## Suas instruções
Informe cada linha dos registros em que aparece a sequência "nauczycieli", transcrevendo-a na íntegra.

## Extrato de dados

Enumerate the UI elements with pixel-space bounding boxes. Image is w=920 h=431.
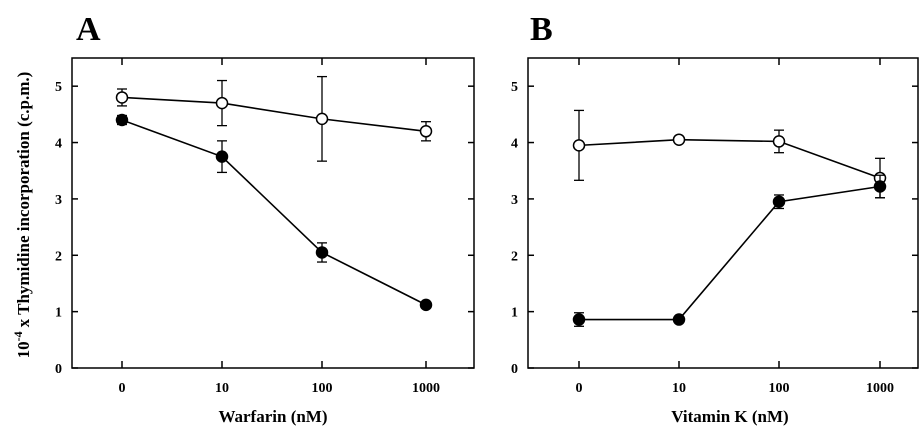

--

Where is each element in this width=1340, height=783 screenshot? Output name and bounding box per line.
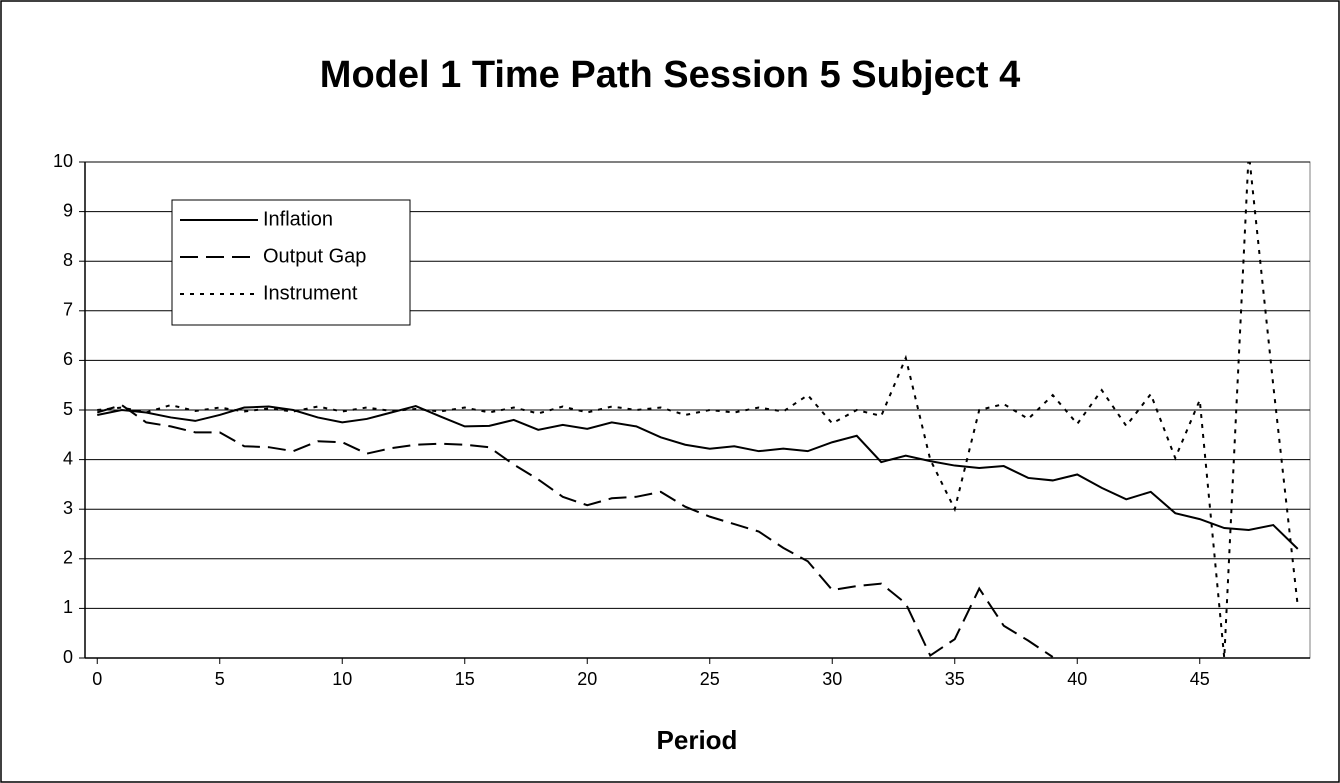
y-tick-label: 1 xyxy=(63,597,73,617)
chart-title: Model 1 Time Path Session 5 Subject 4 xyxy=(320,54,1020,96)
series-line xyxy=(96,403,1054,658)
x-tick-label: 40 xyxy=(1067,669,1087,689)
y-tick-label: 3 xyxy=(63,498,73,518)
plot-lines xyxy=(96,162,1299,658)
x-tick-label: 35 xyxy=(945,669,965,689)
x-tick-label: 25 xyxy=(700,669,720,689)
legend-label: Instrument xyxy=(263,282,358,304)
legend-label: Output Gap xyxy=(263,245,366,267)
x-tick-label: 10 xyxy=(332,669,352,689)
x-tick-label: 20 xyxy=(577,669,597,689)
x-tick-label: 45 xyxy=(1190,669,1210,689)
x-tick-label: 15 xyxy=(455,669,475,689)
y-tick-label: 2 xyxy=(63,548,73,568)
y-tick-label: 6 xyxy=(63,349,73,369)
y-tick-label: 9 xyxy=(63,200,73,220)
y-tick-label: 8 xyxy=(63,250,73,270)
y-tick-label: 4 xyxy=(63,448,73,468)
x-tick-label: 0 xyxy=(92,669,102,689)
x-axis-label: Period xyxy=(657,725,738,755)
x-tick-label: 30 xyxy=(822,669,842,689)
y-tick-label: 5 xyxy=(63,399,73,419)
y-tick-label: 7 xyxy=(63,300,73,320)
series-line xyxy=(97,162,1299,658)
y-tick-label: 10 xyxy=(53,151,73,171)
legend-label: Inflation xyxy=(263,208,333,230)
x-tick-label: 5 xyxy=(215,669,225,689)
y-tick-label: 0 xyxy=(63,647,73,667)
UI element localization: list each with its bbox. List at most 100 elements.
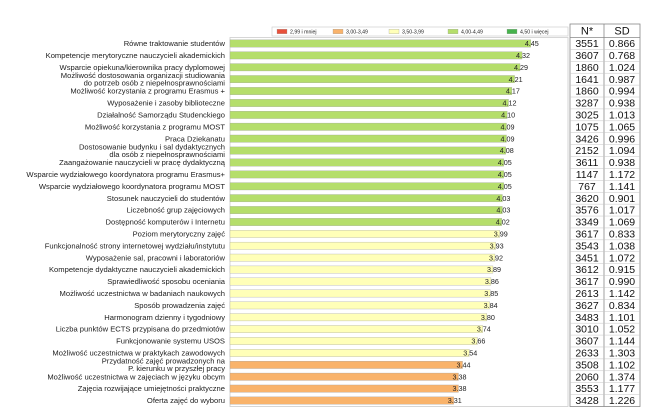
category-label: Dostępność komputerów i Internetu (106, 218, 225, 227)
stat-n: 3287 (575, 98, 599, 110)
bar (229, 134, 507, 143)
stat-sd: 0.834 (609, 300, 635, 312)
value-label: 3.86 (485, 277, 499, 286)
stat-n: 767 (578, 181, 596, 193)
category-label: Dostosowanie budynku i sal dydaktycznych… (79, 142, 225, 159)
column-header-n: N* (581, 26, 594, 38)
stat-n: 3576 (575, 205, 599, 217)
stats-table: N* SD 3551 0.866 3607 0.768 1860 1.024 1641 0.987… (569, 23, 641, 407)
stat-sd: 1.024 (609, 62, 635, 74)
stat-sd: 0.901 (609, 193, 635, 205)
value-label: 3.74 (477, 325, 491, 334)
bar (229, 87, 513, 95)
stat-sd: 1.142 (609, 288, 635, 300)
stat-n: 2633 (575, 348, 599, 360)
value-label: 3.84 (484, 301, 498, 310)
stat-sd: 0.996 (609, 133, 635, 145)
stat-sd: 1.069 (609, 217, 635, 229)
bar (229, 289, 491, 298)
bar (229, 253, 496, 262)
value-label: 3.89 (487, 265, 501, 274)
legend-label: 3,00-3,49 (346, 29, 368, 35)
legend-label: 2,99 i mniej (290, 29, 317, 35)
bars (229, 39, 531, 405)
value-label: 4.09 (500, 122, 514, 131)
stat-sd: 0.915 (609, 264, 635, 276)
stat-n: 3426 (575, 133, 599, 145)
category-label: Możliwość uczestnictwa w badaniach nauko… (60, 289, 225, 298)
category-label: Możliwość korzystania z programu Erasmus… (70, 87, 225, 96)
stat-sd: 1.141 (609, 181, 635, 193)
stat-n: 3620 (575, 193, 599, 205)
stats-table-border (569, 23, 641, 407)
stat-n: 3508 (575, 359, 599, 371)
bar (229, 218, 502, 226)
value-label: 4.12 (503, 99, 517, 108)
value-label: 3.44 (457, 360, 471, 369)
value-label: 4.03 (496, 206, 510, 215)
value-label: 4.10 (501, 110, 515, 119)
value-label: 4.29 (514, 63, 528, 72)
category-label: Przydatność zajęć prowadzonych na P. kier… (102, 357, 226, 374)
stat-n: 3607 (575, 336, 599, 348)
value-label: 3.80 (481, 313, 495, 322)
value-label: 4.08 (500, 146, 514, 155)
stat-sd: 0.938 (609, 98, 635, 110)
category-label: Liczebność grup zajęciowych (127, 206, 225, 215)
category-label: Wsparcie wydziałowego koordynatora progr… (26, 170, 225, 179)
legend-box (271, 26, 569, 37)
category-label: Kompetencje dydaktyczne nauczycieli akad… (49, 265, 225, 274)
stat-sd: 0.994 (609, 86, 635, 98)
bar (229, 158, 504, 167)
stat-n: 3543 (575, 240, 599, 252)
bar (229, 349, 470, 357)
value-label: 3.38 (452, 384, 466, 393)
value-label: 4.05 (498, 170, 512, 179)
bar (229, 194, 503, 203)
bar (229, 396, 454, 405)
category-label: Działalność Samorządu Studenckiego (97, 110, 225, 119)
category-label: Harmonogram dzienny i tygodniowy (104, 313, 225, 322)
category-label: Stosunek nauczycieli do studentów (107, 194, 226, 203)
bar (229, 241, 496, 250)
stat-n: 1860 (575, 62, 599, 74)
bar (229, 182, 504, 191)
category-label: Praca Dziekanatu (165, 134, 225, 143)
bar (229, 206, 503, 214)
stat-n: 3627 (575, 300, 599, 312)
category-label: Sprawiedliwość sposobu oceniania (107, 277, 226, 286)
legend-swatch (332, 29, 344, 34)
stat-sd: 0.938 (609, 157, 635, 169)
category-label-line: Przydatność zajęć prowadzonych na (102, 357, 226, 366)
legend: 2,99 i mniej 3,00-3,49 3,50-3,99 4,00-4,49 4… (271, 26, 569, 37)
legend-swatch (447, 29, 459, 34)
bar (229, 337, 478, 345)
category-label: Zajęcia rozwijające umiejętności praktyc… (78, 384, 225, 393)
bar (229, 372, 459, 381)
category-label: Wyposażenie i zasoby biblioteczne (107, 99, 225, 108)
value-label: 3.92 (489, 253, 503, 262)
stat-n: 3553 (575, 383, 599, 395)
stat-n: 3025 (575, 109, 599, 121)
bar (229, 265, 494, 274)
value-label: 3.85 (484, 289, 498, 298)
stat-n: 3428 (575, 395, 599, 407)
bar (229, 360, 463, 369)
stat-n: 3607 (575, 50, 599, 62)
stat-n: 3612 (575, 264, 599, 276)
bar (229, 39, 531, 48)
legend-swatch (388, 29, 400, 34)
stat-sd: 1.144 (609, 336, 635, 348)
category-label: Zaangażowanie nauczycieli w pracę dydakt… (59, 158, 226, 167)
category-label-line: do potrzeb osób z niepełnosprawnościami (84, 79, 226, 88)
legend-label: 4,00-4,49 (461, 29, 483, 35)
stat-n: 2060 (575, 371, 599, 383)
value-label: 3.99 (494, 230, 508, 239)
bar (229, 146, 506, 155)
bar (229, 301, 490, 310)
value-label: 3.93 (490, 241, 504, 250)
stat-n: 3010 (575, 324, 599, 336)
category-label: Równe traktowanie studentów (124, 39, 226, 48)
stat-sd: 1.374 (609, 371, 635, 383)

...

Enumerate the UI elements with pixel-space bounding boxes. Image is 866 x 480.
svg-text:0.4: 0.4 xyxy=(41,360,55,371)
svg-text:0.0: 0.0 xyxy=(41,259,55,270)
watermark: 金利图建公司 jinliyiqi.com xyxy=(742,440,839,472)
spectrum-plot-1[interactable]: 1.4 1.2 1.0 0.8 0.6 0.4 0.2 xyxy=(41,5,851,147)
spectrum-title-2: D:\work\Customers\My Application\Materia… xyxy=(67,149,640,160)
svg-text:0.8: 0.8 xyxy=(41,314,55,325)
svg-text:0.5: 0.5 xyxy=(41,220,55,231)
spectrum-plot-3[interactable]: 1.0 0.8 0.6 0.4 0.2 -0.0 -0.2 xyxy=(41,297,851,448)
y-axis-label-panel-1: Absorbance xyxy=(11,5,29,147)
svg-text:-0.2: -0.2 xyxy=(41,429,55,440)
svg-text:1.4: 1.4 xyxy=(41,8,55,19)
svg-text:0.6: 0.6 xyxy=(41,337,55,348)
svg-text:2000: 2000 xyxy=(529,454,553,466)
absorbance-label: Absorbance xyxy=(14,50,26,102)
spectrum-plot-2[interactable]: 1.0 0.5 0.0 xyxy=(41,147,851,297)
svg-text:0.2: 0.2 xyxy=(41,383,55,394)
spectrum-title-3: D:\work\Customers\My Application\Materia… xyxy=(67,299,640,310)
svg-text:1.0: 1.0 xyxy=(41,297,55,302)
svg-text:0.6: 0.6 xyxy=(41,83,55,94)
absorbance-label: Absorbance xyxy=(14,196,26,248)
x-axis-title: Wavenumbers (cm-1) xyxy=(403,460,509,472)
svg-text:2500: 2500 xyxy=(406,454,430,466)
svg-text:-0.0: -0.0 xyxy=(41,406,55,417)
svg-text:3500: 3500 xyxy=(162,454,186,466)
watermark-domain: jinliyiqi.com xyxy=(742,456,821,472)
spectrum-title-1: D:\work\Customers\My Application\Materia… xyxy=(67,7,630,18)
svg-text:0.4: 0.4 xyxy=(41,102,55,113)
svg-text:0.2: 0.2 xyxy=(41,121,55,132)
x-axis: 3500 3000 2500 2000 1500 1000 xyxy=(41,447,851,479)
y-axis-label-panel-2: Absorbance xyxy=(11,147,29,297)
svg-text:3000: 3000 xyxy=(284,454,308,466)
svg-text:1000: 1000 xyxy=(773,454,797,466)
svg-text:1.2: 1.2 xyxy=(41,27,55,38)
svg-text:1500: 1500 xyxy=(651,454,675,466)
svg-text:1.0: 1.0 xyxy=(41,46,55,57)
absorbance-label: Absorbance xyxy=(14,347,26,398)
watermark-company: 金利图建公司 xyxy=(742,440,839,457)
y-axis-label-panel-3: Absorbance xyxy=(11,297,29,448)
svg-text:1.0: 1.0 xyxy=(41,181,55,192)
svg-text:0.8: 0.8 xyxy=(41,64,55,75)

## Resultado da tarefa
category-label: Kompetencje dydaktyczne nauczycieli akad… (49, 265, 225, 274)
category-label: Stosunek nauczycieli do studentów (107, 194, 226, 203)
category-label: Zaangażowanie nauczycieli w pracę dydakt… (59, 158, 226, 167)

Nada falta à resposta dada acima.